### WHAT IS ASKED:
Spot each line in the records below where the word "title" occurs, then copy it.

******

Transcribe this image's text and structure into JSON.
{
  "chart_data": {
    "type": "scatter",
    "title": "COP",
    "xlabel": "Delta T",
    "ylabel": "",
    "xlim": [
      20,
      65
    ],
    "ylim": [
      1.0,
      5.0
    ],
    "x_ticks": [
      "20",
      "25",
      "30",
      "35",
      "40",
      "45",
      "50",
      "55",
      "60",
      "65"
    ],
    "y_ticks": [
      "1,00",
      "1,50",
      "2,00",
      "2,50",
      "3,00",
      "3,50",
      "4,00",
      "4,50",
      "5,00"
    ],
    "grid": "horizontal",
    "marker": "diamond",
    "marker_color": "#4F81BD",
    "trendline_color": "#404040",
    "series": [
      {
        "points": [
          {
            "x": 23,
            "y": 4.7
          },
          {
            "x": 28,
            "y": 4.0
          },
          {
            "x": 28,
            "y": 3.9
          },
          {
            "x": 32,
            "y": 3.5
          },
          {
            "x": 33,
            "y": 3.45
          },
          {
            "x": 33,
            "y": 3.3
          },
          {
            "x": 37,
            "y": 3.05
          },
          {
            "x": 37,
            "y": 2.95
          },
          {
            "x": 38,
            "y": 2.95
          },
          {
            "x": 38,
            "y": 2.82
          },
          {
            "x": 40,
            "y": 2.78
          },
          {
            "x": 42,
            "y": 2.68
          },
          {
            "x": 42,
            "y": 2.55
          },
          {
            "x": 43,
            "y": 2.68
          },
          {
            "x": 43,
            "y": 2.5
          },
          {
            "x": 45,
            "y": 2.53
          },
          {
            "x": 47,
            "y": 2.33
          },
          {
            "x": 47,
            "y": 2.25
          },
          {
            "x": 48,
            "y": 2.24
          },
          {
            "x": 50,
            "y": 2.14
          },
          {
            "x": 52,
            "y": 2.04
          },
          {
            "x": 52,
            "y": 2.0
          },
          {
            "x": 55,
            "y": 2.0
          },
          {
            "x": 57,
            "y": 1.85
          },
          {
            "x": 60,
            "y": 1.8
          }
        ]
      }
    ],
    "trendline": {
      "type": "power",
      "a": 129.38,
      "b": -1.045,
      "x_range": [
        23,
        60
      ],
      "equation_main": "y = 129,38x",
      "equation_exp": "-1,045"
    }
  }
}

******

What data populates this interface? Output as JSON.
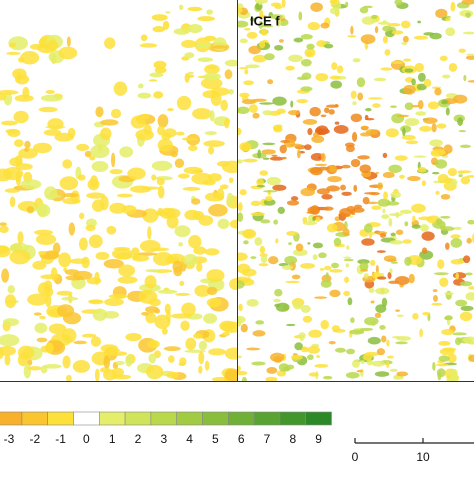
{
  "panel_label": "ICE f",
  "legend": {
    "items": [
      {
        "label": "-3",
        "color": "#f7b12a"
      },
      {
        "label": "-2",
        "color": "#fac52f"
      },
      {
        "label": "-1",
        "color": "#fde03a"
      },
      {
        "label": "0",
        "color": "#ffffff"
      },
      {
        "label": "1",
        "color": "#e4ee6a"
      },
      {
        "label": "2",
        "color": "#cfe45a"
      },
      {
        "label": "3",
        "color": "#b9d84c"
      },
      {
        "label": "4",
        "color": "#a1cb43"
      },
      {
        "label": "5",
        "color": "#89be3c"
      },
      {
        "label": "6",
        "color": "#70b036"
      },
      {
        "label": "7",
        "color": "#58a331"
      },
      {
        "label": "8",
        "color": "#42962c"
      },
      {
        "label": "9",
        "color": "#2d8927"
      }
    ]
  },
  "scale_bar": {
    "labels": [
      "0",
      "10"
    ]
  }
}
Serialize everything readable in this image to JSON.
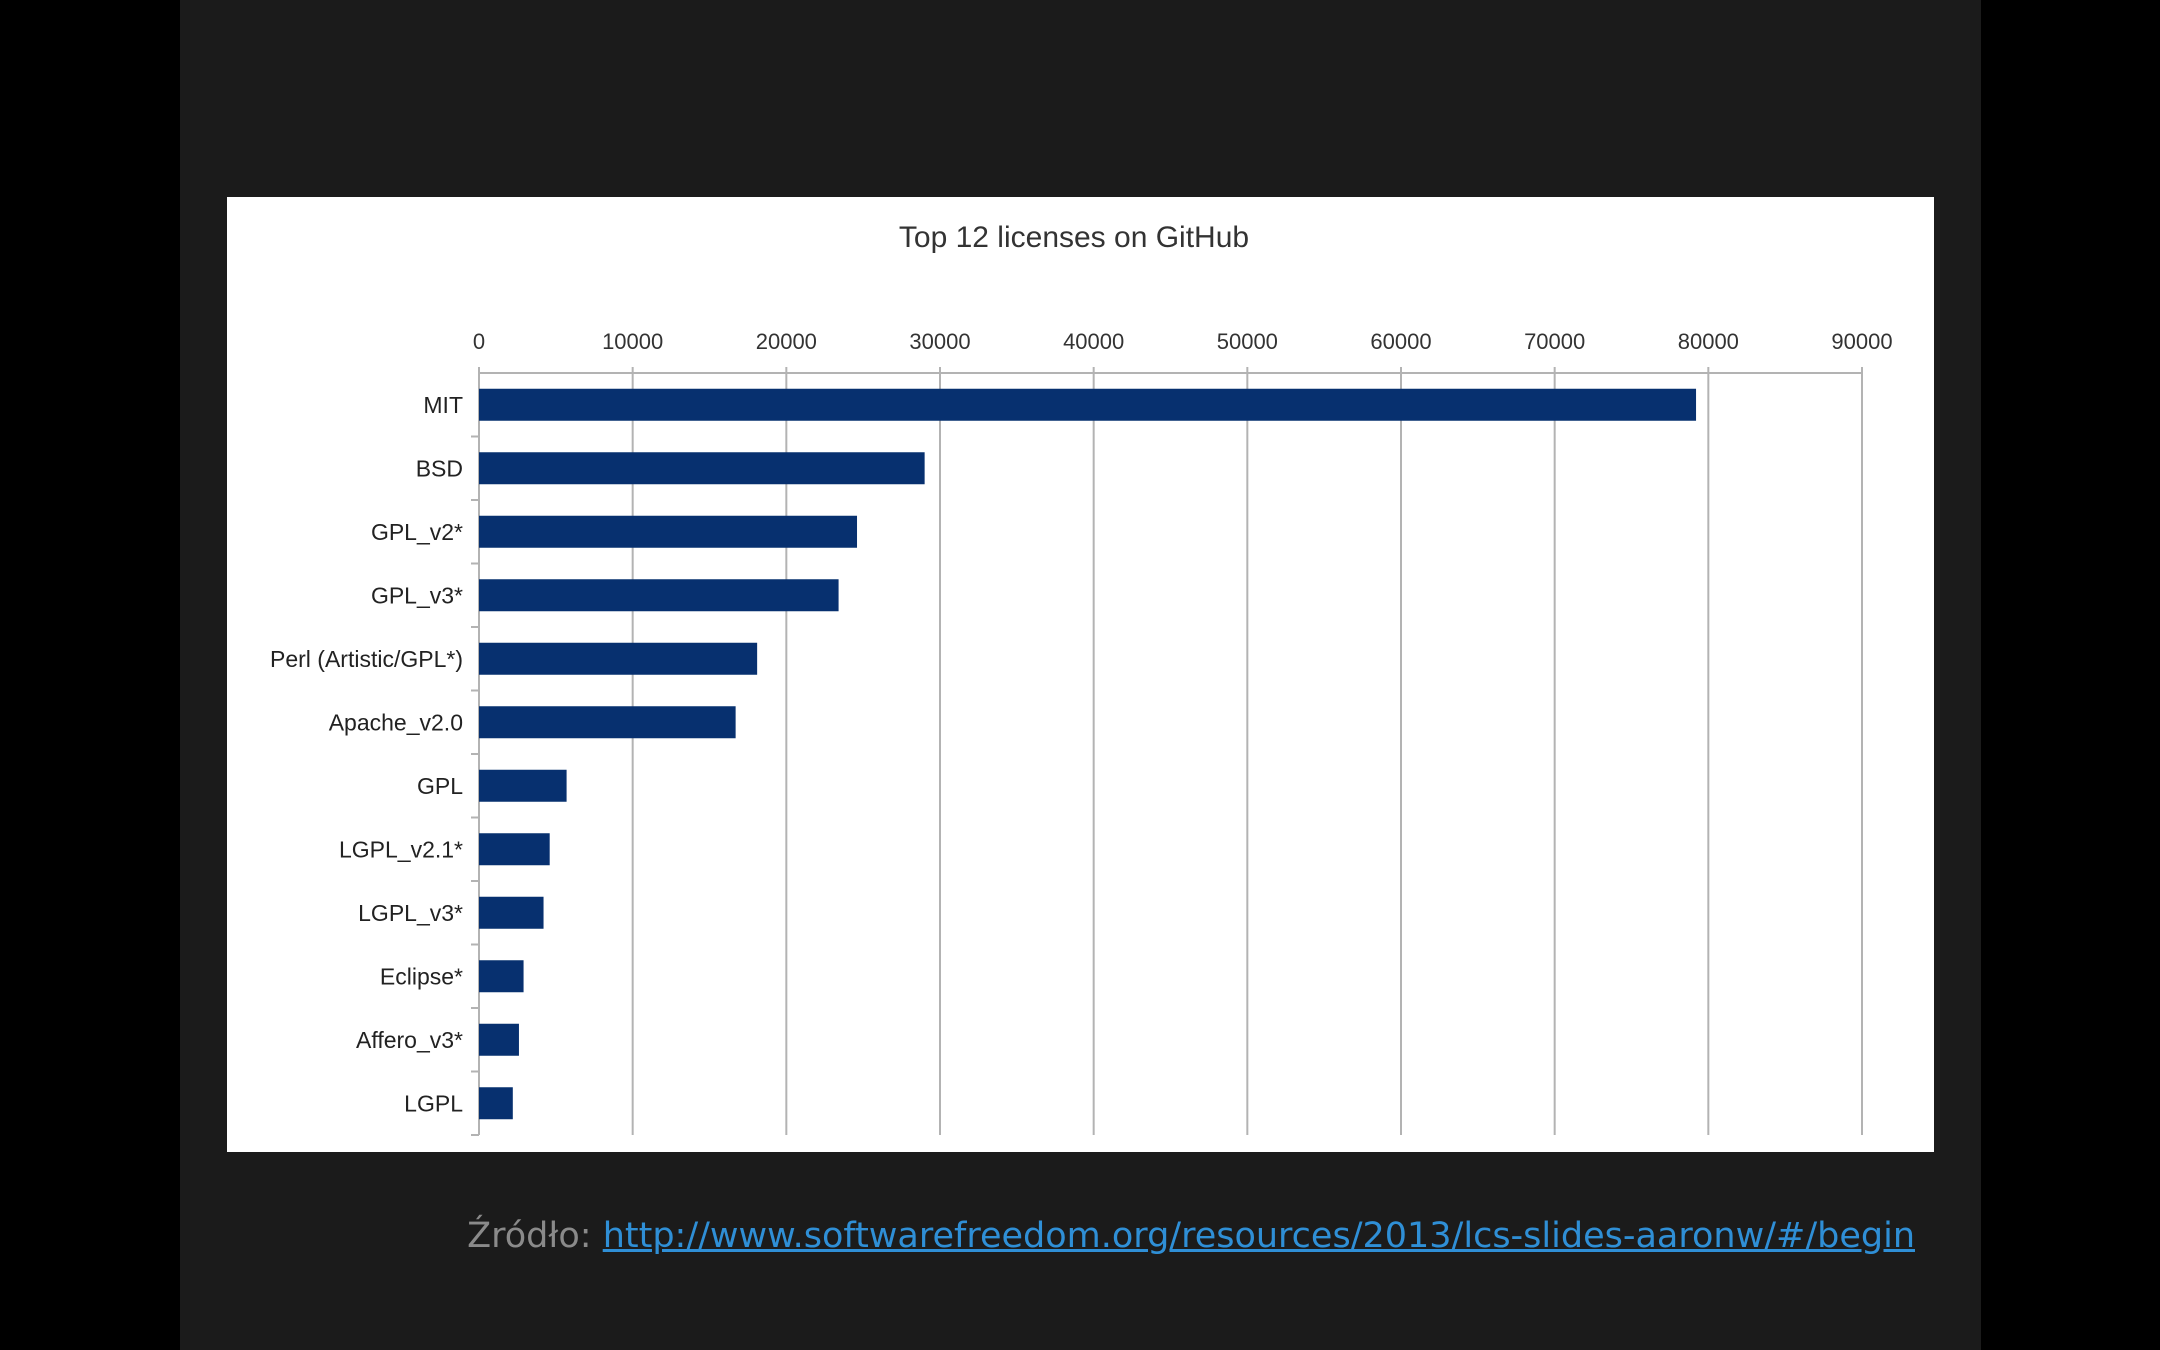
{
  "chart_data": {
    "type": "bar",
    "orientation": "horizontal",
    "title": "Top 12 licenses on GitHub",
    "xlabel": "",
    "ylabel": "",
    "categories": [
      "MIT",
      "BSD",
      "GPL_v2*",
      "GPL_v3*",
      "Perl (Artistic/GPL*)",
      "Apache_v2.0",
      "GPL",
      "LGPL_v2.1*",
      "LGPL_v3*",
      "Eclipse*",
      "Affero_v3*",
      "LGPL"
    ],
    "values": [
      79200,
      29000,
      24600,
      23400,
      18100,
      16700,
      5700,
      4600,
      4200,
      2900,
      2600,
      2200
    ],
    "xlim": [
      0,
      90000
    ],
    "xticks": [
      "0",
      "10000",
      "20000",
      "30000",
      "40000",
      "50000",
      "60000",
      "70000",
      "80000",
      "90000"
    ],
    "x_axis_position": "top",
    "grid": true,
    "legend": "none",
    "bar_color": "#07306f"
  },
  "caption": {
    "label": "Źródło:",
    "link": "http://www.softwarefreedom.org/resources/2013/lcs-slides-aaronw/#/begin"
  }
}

******

### FINAL RESULT:
    "title": "COP",
    "title": "Top 12 licenses on GitHub",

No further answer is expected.